- _Objective_
In the listing below, locate the lines that hold "content" and copy them.

##############################

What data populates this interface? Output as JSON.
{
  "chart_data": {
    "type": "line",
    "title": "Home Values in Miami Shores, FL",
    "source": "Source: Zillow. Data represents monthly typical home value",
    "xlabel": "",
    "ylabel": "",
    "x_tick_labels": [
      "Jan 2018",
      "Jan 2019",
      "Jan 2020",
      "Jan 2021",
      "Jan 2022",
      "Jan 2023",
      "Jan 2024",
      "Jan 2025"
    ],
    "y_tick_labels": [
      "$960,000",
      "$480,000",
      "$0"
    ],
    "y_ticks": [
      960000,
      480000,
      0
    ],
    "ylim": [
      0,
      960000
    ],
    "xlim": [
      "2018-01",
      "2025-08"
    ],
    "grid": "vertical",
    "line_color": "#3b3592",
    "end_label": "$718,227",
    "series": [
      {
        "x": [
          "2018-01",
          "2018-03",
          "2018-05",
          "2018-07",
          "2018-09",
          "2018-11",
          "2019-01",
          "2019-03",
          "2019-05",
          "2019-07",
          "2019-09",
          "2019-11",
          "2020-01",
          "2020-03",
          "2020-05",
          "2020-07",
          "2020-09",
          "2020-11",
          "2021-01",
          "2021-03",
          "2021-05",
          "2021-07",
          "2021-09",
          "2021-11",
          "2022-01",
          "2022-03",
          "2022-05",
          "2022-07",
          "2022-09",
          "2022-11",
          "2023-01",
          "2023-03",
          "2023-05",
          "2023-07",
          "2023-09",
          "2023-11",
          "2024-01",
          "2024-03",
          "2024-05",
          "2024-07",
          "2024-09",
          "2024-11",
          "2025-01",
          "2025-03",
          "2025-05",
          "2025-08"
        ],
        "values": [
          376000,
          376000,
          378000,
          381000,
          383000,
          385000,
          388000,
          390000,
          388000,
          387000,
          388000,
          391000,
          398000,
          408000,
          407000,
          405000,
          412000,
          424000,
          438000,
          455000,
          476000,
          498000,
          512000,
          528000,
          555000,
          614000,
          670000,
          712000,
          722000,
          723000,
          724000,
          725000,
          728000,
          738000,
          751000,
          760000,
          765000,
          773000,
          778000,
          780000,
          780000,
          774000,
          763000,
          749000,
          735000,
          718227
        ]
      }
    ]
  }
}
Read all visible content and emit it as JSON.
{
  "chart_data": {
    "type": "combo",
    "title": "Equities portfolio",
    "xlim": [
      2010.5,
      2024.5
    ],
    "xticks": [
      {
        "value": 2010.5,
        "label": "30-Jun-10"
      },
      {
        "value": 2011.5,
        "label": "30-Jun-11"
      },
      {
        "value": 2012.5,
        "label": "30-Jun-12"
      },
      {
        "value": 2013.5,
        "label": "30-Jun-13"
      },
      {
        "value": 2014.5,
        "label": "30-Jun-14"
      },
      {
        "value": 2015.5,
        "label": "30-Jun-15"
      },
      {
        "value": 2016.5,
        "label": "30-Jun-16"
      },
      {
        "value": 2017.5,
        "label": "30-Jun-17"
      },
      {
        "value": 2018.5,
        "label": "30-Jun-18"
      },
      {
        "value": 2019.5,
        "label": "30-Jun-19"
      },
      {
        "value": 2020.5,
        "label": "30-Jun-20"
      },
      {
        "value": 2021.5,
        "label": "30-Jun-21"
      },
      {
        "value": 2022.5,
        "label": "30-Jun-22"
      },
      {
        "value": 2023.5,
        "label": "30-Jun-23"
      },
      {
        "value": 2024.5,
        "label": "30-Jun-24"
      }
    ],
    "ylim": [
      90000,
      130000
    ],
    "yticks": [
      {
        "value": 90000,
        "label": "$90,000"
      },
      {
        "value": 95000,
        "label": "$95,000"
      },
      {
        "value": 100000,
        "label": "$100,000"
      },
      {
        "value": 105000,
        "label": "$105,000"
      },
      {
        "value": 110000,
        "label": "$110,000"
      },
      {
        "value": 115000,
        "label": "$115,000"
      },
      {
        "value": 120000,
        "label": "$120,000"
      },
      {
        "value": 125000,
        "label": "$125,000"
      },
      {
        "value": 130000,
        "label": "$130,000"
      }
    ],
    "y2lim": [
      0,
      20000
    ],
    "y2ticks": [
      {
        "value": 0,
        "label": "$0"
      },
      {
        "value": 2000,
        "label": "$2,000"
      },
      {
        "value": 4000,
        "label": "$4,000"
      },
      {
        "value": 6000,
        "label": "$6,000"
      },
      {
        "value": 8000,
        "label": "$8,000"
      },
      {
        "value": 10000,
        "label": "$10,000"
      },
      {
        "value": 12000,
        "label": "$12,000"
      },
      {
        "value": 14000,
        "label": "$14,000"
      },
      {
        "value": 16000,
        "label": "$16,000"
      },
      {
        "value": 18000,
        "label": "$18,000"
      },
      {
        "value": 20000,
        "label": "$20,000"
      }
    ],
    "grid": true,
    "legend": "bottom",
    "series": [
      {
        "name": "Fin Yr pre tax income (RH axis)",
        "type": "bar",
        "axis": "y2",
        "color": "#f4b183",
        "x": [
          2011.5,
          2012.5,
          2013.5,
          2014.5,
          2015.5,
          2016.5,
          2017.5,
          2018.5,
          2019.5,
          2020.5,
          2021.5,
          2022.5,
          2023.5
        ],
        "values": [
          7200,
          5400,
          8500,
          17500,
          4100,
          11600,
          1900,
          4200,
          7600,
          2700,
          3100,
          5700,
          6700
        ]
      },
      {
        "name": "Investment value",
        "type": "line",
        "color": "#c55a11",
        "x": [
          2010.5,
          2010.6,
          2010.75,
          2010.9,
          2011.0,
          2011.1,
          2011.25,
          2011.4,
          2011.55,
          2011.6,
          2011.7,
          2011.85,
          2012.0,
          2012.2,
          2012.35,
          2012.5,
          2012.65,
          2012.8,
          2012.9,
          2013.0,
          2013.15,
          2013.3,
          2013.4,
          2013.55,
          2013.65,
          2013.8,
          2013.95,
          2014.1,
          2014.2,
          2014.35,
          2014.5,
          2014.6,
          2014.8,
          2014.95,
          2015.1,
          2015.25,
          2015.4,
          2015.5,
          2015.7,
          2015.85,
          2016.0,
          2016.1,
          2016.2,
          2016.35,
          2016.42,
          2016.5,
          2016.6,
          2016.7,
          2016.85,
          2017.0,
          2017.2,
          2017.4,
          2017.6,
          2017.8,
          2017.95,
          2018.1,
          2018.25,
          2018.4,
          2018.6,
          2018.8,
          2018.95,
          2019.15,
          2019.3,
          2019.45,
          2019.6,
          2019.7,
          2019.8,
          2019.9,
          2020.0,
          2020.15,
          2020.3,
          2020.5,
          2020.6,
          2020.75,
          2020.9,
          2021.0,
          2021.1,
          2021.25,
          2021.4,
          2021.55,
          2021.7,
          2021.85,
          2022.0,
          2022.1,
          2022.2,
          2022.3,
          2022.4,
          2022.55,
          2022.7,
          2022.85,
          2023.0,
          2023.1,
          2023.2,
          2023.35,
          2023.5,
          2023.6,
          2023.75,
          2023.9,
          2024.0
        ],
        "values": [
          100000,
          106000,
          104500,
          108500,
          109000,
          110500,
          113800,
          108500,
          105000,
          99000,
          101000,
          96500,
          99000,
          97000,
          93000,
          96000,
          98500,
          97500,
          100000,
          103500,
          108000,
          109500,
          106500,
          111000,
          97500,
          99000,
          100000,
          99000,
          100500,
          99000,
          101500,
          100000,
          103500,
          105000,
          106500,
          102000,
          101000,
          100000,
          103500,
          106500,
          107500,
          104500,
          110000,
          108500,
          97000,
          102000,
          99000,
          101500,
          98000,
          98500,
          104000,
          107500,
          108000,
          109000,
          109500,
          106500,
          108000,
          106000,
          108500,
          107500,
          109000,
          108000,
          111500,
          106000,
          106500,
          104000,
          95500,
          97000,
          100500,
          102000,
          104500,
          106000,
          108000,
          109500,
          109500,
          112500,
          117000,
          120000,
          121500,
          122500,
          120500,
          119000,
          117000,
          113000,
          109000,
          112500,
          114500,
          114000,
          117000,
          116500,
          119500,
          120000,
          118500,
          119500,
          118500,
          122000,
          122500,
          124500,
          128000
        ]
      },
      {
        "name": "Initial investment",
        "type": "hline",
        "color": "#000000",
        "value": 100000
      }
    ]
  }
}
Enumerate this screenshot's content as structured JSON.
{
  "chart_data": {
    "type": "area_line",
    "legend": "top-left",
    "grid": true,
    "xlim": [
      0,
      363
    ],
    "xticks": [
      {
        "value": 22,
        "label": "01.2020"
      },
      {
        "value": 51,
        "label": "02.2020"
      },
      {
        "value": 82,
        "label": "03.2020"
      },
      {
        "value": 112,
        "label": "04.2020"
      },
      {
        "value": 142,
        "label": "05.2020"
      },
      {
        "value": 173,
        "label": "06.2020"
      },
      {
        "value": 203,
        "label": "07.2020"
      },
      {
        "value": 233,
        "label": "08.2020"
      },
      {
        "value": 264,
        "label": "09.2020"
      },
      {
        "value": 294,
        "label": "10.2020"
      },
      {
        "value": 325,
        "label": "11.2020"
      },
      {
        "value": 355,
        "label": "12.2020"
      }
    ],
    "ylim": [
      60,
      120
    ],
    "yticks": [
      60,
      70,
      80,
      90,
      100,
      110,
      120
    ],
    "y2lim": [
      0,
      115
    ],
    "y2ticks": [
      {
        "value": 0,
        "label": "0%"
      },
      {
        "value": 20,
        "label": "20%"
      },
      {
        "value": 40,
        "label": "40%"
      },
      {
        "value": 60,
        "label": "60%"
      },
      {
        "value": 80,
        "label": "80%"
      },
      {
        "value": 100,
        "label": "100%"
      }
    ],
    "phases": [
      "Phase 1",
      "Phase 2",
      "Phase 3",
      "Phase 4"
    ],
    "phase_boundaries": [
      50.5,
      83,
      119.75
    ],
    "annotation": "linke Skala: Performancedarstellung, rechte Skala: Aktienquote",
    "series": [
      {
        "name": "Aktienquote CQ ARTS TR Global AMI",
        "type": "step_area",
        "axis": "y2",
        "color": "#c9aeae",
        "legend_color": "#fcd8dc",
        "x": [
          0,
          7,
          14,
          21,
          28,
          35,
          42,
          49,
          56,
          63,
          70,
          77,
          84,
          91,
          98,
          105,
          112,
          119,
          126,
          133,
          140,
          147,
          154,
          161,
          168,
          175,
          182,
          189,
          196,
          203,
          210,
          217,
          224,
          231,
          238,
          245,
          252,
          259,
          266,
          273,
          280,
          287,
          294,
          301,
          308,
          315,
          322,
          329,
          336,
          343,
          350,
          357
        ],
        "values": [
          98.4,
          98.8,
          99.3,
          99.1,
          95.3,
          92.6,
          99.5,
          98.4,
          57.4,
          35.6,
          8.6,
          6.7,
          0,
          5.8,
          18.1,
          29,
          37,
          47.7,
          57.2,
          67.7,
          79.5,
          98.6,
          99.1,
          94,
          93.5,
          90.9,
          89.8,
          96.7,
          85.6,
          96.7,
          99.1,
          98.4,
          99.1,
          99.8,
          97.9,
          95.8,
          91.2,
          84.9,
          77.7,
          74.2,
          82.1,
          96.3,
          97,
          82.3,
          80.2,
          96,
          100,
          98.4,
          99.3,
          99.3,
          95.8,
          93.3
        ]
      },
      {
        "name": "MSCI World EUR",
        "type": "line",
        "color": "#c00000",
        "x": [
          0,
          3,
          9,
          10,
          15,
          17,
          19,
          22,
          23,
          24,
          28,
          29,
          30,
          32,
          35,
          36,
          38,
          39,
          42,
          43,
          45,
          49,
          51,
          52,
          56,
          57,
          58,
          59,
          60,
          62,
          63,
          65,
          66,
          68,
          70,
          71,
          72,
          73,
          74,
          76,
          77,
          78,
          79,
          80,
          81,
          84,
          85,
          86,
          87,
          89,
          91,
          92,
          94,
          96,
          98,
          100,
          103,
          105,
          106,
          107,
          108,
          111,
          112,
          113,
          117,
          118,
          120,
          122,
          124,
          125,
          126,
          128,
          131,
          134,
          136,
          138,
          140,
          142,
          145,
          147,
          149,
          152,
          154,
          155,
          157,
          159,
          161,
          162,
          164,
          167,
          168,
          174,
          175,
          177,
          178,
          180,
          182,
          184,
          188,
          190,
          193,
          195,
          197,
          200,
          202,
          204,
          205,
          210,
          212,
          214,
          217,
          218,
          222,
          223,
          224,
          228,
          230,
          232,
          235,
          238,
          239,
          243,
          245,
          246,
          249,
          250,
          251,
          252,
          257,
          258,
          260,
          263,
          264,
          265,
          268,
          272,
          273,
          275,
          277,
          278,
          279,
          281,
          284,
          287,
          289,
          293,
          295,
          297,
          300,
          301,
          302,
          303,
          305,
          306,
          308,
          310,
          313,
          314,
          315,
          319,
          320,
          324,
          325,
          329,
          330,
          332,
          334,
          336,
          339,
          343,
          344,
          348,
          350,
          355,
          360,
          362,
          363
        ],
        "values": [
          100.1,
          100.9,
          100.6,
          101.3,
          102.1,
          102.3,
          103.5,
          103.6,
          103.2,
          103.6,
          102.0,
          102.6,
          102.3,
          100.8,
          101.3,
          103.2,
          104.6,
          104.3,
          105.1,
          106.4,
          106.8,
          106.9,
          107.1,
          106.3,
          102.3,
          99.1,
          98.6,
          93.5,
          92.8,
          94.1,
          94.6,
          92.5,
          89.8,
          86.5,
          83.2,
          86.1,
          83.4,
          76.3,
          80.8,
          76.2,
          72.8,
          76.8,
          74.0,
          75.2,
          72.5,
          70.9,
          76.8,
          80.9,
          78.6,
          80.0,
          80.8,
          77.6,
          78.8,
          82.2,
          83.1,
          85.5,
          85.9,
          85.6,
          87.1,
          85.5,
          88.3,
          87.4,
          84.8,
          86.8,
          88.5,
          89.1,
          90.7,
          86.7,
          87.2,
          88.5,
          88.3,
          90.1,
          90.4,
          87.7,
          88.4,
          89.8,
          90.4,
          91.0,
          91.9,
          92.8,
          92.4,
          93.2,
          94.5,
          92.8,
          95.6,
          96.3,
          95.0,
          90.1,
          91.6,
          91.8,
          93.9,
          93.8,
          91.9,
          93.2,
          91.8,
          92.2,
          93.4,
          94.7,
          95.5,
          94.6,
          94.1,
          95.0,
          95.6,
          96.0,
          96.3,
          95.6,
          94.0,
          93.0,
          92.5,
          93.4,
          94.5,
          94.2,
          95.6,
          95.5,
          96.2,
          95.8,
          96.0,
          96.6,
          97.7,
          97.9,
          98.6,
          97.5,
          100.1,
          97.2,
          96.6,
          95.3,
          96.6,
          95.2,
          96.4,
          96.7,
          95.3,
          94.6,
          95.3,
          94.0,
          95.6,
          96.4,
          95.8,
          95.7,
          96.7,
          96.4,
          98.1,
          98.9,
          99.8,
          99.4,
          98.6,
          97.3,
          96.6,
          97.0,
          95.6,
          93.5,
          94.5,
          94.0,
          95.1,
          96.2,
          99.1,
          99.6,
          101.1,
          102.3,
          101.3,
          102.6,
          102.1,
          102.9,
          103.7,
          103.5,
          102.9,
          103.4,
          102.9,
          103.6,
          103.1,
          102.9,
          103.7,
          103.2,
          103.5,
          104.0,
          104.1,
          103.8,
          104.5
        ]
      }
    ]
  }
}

##############################

- _Reply to the task_
Read all visible content and emit it as JSON.
Enumerate this screenshot's content as structured JSON.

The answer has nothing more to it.